(Collected data)
((
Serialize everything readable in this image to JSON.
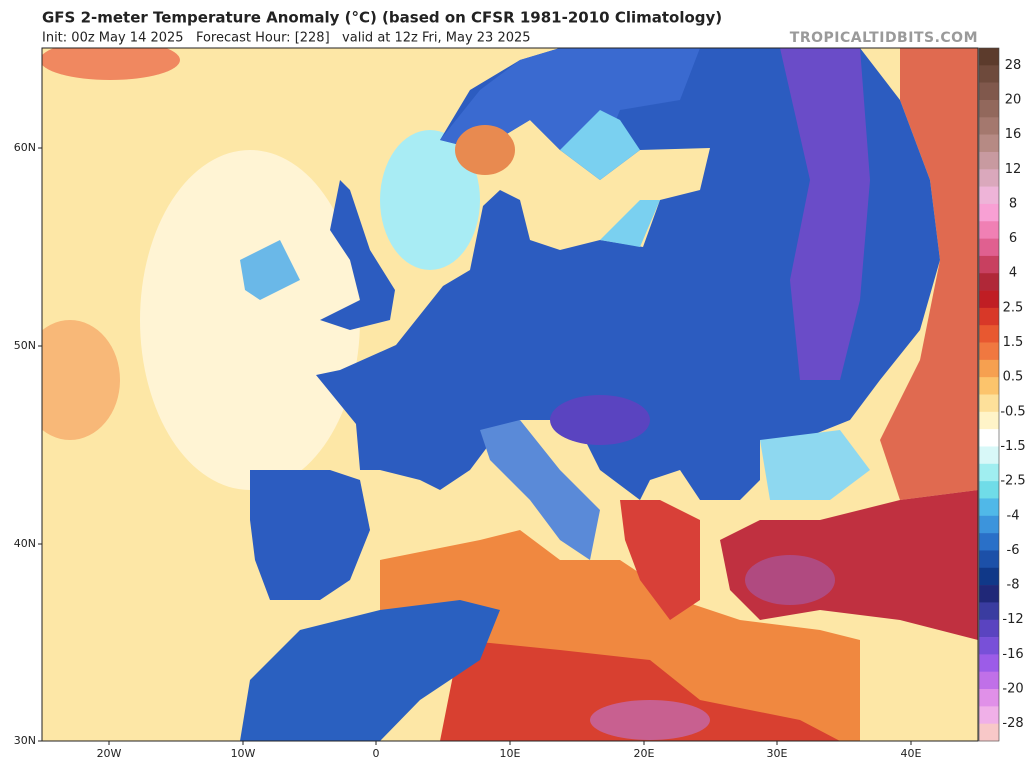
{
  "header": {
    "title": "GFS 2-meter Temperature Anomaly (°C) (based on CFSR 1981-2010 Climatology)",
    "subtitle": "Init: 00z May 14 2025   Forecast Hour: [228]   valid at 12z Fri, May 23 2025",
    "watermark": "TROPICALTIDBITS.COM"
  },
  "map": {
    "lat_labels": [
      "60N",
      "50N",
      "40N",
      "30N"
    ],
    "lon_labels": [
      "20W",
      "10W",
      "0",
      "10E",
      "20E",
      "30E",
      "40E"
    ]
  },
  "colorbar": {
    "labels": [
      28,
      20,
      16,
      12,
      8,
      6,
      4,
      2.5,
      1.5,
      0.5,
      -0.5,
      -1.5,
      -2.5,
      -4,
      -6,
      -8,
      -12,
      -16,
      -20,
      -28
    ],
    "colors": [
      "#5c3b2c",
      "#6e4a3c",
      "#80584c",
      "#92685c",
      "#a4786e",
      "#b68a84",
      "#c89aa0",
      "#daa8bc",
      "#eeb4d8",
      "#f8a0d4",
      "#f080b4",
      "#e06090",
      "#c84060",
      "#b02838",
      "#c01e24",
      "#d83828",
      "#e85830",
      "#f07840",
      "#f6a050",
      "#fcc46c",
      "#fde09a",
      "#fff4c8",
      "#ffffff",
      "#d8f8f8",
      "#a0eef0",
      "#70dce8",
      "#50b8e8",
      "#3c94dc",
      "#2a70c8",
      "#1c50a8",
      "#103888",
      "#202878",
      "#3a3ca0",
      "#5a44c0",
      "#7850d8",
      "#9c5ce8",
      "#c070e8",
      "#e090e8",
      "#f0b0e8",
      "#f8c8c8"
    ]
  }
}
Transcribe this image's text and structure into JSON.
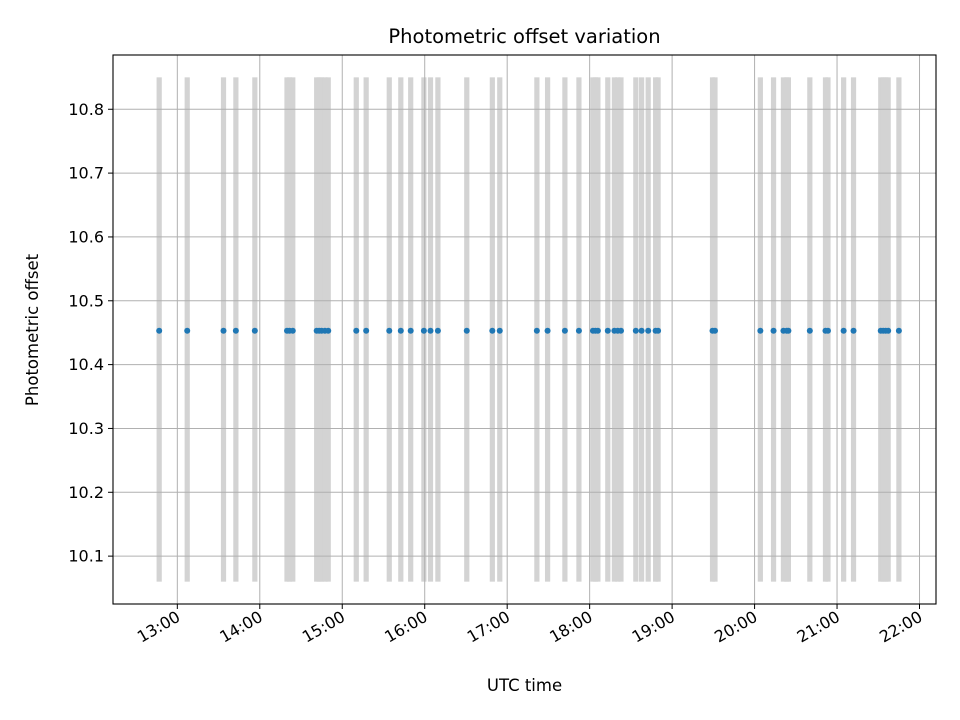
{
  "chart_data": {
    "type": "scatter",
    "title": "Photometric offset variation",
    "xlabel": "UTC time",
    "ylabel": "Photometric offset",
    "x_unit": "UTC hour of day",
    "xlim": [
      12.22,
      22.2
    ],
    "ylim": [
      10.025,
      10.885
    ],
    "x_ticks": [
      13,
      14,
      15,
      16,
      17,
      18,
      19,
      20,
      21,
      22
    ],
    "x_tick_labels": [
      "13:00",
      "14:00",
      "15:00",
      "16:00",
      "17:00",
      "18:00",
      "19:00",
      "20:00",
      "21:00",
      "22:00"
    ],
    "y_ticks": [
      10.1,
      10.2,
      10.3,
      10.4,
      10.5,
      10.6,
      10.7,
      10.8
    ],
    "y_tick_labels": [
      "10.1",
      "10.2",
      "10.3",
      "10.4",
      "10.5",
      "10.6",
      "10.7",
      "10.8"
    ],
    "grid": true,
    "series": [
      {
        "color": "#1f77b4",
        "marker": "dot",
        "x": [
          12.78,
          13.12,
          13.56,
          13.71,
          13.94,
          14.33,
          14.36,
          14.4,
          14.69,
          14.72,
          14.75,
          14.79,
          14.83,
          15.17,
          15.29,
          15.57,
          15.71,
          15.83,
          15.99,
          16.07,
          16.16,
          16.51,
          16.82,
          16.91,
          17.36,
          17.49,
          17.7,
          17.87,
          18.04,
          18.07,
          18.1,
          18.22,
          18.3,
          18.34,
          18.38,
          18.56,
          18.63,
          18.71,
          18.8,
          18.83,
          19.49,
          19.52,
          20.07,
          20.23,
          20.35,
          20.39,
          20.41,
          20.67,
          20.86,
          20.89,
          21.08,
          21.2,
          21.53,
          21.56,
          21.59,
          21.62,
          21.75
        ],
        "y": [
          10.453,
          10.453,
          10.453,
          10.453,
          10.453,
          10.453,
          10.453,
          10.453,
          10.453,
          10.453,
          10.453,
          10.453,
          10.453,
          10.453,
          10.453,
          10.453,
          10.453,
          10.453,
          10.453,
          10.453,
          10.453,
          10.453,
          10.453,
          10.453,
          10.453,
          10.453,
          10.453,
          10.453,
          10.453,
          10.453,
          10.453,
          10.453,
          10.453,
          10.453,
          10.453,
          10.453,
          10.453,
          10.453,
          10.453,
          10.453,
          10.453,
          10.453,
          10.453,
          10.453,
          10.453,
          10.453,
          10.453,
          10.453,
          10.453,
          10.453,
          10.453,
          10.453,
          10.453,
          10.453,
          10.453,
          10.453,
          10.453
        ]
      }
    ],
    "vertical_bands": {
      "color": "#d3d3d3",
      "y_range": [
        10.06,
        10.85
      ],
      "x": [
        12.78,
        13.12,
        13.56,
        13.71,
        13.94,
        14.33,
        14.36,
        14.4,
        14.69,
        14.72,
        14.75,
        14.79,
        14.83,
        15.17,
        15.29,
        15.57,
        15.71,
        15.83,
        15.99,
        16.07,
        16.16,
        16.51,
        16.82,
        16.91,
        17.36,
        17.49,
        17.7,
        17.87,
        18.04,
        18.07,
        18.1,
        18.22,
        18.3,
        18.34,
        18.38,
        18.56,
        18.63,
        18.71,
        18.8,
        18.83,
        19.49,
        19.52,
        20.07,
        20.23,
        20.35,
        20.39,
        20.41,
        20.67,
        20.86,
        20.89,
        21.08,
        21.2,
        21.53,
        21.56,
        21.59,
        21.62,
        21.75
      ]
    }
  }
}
))
**Exercise prompt**
Using the entries above, return each line that includes the word "JSON".

**Answer for this exercise**
Serialize everything readable in this image to JSON.
Transcribe this image's text and structure into JSON.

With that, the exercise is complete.